§ Aim of the exercise: Your task is to repeat the listing exactly.

(Stored entries)
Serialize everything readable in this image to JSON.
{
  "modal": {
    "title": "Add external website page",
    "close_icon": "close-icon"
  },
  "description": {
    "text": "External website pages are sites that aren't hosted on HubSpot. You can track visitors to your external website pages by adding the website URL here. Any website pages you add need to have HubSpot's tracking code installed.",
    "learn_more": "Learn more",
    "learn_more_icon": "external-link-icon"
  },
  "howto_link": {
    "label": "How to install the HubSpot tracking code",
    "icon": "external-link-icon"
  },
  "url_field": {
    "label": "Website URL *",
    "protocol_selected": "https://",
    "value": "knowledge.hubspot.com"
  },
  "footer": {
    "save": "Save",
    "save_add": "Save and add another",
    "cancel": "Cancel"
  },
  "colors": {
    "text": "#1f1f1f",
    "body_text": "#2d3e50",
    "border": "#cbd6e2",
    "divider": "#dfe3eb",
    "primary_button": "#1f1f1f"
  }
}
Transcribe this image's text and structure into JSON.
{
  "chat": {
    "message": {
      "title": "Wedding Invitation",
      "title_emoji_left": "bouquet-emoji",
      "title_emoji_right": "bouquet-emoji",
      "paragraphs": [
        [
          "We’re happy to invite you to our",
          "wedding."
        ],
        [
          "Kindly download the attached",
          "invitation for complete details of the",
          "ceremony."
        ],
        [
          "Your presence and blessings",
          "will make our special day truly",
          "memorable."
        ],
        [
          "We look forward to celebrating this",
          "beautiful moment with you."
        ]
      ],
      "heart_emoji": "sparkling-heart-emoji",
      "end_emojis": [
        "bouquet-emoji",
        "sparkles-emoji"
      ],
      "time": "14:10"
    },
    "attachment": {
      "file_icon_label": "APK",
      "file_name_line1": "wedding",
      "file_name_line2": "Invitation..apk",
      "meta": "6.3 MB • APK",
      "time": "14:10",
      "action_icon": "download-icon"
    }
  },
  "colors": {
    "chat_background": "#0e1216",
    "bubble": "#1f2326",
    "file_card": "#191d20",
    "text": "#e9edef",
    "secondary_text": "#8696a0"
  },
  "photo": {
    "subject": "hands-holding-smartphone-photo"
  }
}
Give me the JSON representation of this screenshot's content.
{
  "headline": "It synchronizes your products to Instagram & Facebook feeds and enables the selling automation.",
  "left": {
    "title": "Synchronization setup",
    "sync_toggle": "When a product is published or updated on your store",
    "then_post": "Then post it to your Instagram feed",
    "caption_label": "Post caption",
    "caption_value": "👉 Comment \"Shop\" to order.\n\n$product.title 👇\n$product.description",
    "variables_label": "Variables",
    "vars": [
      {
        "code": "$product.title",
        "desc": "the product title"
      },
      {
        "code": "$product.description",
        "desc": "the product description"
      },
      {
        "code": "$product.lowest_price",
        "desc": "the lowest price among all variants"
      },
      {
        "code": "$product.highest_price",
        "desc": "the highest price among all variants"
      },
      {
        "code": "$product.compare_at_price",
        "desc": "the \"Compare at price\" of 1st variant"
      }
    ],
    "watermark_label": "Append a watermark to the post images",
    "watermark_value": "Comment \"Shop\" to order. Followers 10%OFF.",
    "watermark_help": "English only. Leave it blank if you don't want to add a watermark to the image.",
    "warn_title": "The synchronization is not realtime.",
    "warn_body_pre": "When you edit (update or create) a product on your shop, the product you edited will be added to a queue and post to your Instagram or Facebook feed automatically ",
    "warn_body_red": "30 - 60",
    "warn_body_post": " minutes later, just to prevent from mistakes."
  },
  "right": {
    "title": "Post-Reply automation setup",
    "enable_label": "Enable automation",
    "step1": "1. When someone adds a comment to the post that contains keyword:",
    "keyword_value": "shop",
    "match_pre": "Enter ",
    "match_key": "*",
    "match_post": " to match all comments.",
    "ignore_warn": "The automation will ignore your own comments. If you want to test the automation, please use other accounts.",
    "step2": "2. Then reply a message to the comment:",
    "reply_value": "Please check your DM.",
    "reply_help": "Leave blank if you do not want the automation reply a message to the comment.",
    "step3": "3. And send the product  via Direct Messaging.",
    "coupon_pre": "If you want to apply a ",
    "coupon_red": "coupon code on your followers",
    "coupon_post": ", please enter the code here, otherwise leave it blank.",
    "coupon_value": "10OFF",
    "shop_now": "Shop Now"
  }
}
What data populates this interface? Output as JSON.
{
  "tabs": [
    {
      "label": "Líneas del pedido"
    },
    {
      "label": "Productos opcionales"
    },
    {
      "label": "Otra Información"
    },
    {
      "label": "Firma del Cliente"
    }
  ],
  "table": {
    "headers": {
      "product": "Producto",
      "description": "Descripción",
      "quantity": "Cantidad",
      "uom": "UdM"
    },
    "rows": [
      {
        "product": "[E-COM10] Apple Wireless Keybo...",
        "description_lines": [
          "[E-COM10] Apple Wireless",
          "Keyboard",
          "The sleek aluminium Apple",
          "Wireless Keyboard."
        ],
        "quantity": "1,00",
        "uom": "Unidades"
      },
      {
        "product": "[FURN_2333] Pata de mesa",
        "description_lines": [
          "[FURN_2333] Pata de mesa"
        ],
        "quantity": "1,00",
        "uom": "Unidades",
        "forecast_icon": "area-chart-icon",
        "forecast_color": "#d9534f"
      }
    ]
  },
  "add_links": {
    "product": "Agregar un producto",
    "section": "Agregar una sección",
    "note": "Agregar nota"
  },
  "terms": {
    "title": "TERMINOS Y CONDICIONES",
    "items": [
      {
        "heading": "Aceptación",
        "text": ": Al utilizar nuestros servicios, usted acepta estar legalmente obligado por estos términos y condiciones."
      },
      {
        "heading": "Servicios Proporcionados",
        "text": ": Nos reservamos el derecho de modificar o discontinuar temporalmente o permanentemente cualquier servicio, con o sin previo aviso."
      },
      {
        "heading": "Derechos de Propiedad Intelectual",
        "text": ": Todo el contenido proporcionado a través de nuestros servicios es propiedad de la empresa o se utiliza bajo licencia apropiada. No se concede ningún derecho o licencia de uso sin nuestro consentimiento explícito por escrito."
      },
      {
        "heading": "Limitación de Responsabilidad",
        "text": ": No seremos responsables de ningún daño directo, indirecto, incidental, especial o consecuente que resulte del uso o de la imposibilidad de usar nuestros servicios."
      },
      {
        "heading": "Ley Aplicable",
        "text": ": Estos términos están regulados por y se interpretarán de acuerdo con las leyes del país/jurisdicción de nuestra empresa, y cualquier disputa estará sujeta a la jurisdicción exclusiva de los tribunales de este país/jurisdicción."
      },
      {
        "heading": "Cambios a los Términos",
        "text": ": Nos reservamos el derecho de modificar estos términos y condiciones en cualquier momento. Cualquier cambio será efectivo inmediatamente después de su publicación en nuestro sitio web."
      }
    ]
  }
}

§ Output of the exercise:
Serialize everything readable in this image to JSON.
{
  "modal": {
    "title": "Add external website page",
    "close_icon": "close-icon"
  },
  "description": {
    "text": "External website pages are sites that aren't hosted on HubSpot. You can track visitors to your external website pages by adding the website URL here. Any website pages you add need to have HubSpot's tracking code installed.",
    "learn_more": "Learn more",
    "learn_more_icon": "external-link-icon"
  },
  "howto_link": {
    "label": "How to install the HubSpot tracking code",
    "icon": "external-link-icon"
  },
  "url_field": {
    "label": "Website URL *",
    "protocol_selected": "https://",
    "value": "knowledge.hubspot.com"
  },
  "footer": {
    "save": "Save",
    "save_add": "Save and add another",
    "cancel": "Cancel"
  },
  "colors": {
    "text": "#1f1f1f",
    "body_text": "#2d3e50",
    "border": "#cbd6e2",
    "divider": "#dfe3eb",
    "primary_button": "#1f1f1f"
  }
}
Transcribe this image's text and structure into JSON.
{
  "chat": {
    "message": {
      "title": "Wedding Invitation",
      "title_emoji_left": "bouquet-emoji",
      "title_emoji_right": "bouquet-emoji",
      "paragraphs": [
        [
          "We’re happy to invite you to our",
          "wedding."
        ],
        [
          "Kindly download the attached",
          "invitation for complete details of the",
          "ceremony."
        ],
        [
          "Your presence and blessings",
          "will make our special day truly",
          "memorable."
        ],
        [
          "We look forward to celebrating this",
          "beautiful moment with you."
        ]
      ],
      "heart_emoji": "sparkling-heart-emoji",
      "end_emojis": [
        "bouquet-emoji",
        "sparkles-emoji"
      ],
      "time": "14:10"
    },
    "attachment": {
      "file_icon_label": "APK",
      "file_name_line1": "wedding",
      "file_name_line2": "Invitation..apk",
      "meta": "6.3 MB • APK",
      "time": "14:10",
      "action_icon": "download-icon"
    }
  },
  "colors": {
    "chat_background": "#0e1216",
    "bubble": "#1f2326",
    "file_card": "#191d20",
    "text": "#e9edef",
    "secondary_text": "#8696a0"
  },
  "photo": {
    "subject": "hands-holding-smartphone-photo"
  }
}
Give me the JSON representation of this screenshot's content.
{
  "headline": "It synchronizes your products to Instagram & Facebook feeds and enables the selling automation.",
  "left": {
    "title": "Synchronization setup",
    "sync_toggle": "When a product is published or updated on your store",
    "then_post": "Then post it to your Instagram feed",
    "caption_label": "Post caption",
    "caption_value": "👉 Comment \"Shop\" to order.\n\n$product.title 👇\n$product.description",
    "variables_label": "Variables",
    "vars": [
      {
        "code": "$product.title",
        "desc": "the product title"
      },
      {
        "code": "$product.description",
        "desc": "the product description"
      },
      {
        "code": "$product.lowest_price",
        "desc": "the lowest price among all variants"
      },
      {
        "code": "$product.highest_price",
        "desc": "the highest price among all variants"
      },
      {
        "code": "$product.compare_at_price",
        "desc": "the \"Compare at price\" of 1st variant"
      }
    ],
    "watermark_label": "Append a watermark to the post images",
    "watermark_value": "Comment \"Shop\" to order. Followers 10%OFF.",
    "watermark_help": "English only. Leave it blank if you don't want to add a watermark to the image.",
    "warn_title": "The synchronization is not realtime.",
    "warn_body_pre": "When you edit (update or create) a product on your shop, the product you edited will be added to a queue and post to your Instagram or Facebook feed automatically ",
    "warn_body_red": "30 - 60",
    "warn_body_post": " minutes later, just to prevent from mistakes."
  },
  "right": {
    "title": "Post-Reply automation setup",
    "enable_label": "Enable automation",
    "step1": "1. When someone adds a comment to the post that contains keyword:",
    "keyword_value": "shop",
    "match_pre": "Enter ",
    "match_key": "*",
    "match_post": " to match all comments.",
    "ignore_warn": "The automation will ignore your own comments. If you want to test the automation, please use other accounts.",
    "step2": "2. Then reply a message to the comment:",
    "reply_value": "Please check your DM.",
    "reply_help": "Leave blank if you do not want the automation reply a message to the comment.",
    "step3": "3. And send the product  via Direct Messaging.",
    "coupon_pre": "If you want to apply a ",
    "coupon_red": "coupon code on your followers",
    "coupon_post": ", please enter the code here, otherwise leave it blank.",
    "coupon_value": "10OFF",
    "shop_now": "Shop Now"
  }
}
What data populates this interface? Output as JSON.
{
  "tabs": [
    {
      "label": "Líneas del pedido"
    },
    {
      "label": "Productos opcionales"
    },
    {
      "label": "Otra Información"
    },
    {
      "label": "Firma del Cliente"
    }
  ],
  "table": {
    "headers": {
      "product": "Producto",
      "description": "Descripción",
      "quantity": "Cantidad",
      "uom": "UdM"
    },
    "rows": [
      {
        "product": "[E-COM10] Apple Wireless Keybo...",
        "description_lines": [
          "[E-COM10] Apple Wireless",
          "Keyboard",
          "The sleek aluminium Apple",
          "Wireless Keyboard."
        ],
        "quantity": "1,00",
        "uom": "Unidades"
      },
      {
        "product": "[FURN_2333] Pata de mesa",
        "description_lines": [
          "[FURN_2333] Pata de mesa"
        ],
        "quantity": "1,00",
        "uom": "Unidades",
        "forecast_icon": "area-chart-icon",
        "forecast_color": "#d9534f"
      }
    ]
  },
  "add_links": {
    "product": "Agregar un producto",
    "section": "Agregar una sección",
    "note": "Agregar nota"
  },
  "terms": {
    "title": "TERMINOS Y CONDICIONES",
    "items": [
      {
        "heading": "Aceptación",
        "text": ": Al utilizar nuestros servicios, usted acepta estar legalmente obligado por estos términos y condiciones."
      },
      {
        "heading": "Servicios Proporcionados",
        "text": ": Nos reservamos el derecho de modificar o discontinuar temporalmente o permanentemente cualquier servicio, con o sin previo aviso."
      },
      {
        "heading": "Derechos de Propiedad Intelectual",
        "text": ": Todo el contenido proporcionado a través de nuestros servicios es propiedad de la empresa o se utiliza bajo licencia apropiada. No se concede ningún derecho o licencia de uso sin nuestro consentimiento explícito por escrito."
      },
      {
        "heading": "Limitación de Responsabilidad",
        "text": ": No seremos responsables de ningún daño directo, indirecto, incidental, especial o consecuente que resulte del uso o de la imposibilidad de usar nuestros servicios."
      },
      {
        "heading": "Ley Aplicable",
        "text": ": Estos términos están regulados por y se interpretarán de acuerdo con las leyes del país/jurisdicción de nuestra empresa, y cualquier disputa estará sujeta a la jurisdicción exclusiva de los tribunales de este país/jurisdicción."
      },
      {
        "heading": "Cambios a los Términos",
        "text": ": Nos reservamos el derecho de modificar estos términos y condiciones en cualquier momento. Cualquier cambio será efectivo inmediatamente después de su publicación en nuestro sitio web."
      }
    ]
  }
}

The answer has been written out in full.